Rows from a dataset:

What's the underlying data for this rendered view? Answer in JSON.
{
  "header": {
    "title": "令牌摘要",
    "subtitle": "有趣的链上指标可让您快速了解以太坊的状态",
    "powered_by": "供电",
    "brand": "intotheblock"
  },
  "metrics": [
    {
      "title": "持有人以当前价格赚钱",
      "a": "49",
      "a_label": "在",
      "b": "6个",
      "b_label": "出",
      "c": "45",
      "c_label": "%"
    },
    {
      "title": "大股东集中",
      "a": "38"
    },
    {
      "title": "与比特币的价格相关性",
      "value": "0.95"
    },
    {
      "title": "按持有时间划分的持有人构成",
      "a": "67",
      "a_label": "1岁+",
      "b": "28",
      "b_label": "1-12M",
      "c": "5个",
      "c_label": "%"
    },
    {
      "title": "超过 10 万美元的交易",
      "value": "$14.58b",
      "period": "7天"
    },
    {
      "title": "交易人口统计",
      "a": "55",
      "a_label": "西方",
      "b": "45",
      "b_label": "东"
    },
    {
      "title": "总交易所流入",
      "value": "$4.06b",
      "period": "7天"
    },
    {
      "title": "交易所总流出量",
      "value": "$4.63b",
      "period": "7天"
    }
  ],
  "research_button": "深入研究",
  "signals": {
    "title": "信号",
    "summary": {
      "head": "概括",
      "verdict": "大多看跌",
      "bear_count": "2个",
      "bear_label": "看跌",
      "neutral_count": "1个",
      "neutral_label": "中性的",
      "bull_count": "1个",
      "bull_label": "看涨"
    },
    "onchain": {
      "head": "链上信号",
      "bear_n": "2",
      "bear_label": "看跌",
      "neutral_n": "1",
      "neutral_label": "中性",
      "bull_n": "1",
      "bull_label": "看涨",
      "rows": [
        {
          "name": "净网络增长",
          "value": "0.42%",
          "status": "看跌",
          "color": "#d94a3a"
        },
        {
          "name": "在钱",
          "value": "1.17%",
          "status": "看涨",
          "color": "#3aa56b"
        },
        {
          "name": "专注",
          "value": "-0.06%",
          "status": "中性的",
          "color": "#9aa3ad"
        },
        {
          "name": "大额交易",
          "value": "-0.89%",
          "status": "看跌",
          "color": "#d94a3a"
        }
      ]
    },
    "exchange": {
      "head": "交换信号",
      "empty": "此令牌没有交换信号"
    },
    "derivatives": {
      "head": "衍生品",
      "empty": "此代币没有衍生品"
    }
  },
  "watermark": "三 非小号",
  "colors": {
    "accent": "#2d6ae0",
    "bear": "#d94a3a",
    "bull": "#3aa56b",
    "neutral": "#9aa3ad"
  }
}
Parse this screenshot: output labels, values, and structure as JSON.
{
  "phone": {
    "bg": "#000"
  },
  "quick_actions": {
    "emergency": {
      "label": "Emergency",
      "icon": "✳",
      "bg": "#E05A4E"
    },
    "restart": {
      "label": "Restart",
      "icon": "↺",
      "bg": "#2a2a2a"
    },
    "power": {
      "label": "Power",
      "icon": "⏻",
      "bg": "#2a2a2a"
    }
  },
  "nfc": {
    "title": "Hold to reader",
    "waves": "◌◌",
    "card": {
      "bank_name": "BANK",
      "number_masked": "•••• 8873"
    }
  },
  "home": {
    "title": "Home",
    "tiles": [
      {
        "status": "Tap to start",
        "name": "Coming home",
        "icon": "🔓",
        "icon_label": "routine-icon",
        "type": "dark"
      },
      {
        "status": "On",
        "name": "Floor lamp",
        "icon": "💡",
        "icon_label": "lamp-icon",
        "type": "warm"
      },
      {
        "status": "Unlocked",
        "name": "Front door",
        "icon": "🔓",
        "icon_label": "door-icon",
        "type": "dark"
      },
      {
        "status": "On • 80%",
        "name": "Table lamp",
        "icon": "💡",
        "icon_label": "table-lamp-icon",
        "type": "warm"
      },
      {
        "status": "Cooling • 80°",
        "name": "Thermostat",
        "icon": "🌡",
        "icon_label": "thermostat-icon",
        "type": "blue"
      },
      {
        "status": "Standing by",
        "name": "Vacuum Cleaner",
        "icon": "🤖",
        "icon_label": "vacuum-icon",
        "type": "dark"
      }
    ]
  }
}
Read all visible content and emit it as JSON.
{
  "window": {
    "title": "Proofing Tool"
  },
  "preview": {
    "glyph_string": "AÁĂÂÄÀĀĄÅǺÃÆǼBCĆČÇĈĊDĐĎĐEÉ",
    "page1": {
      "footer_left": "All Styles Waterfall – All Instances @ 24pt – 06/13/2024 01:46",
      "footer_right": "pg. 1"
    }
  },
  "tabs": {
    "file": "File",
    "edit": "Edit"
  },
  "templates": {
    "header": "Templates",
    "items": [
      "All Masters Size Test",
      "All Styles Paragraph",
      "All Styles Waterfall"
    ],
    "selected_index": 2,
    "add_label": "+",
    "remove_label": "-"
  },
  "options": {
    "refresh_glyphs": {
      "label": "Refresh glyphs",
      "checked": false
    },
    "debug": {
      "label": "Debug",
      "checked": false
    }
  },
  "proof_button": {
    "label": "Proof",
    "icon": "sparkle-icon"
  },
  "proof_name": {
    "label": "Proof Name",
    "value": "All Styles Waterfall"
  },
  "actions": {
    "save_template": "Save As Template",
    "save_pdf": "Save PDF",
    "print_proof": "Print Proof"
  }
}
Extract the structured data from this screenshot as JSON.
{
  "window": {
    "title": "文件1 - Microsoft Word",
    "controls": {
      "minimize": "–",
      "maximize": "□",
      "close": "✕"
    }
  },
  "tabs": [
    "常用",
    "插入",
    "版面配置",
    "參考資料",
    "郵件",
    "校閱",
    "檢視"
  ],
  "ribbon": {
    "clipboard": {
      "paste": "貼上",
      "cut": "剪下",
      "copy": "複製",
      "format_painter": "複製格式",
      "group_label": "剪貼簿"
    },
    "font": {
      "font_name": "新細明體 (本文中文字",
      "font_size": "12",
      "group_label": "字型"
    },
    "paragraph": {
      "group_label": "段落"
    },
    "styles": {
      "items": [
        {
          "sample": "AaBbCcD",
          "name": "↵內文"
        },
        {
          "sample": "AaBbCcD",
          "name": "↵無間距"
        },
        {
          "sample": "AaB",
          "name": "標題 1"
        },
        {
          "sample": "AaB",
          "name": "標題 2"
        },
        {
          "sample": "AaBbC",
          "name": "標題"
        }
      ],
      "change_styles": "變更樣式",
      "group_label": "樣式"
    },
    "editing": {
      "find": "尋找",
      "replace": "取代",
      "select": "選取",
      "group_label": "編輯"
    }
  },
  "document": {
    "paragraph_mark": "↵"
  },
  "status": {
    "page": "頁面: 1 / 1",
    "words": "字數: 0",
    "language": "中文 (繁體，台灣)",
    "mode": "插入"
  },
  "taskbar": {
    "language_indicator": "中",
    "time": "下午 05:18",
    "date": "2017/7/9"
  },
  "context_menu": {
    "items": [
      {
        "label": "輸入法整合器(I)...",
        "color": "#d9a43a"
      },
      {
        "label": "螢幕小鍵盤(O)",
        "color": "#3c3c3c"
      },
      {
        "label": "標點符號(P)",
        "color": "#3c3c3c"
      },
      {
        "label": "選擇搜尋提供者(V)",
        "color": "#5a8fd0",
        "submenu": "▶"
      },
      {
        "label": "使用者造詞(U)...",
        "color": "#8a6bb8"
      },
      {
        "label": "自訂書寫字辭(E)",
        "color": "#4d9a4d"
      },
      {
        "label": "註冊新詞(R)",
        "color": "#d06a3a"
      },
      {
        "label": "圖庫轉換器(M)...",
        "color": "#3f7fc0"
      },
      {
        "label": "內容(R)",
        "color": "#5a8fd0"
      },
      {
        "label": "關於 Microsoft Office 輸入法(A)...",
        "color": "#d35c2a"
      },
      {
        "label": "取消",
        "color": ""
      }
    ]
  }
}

| Do this |
List all lines from the entries that include the word "Save".

| Solution |
    "save_template": "Save As Template",
    "save_pdf": "Save PDF",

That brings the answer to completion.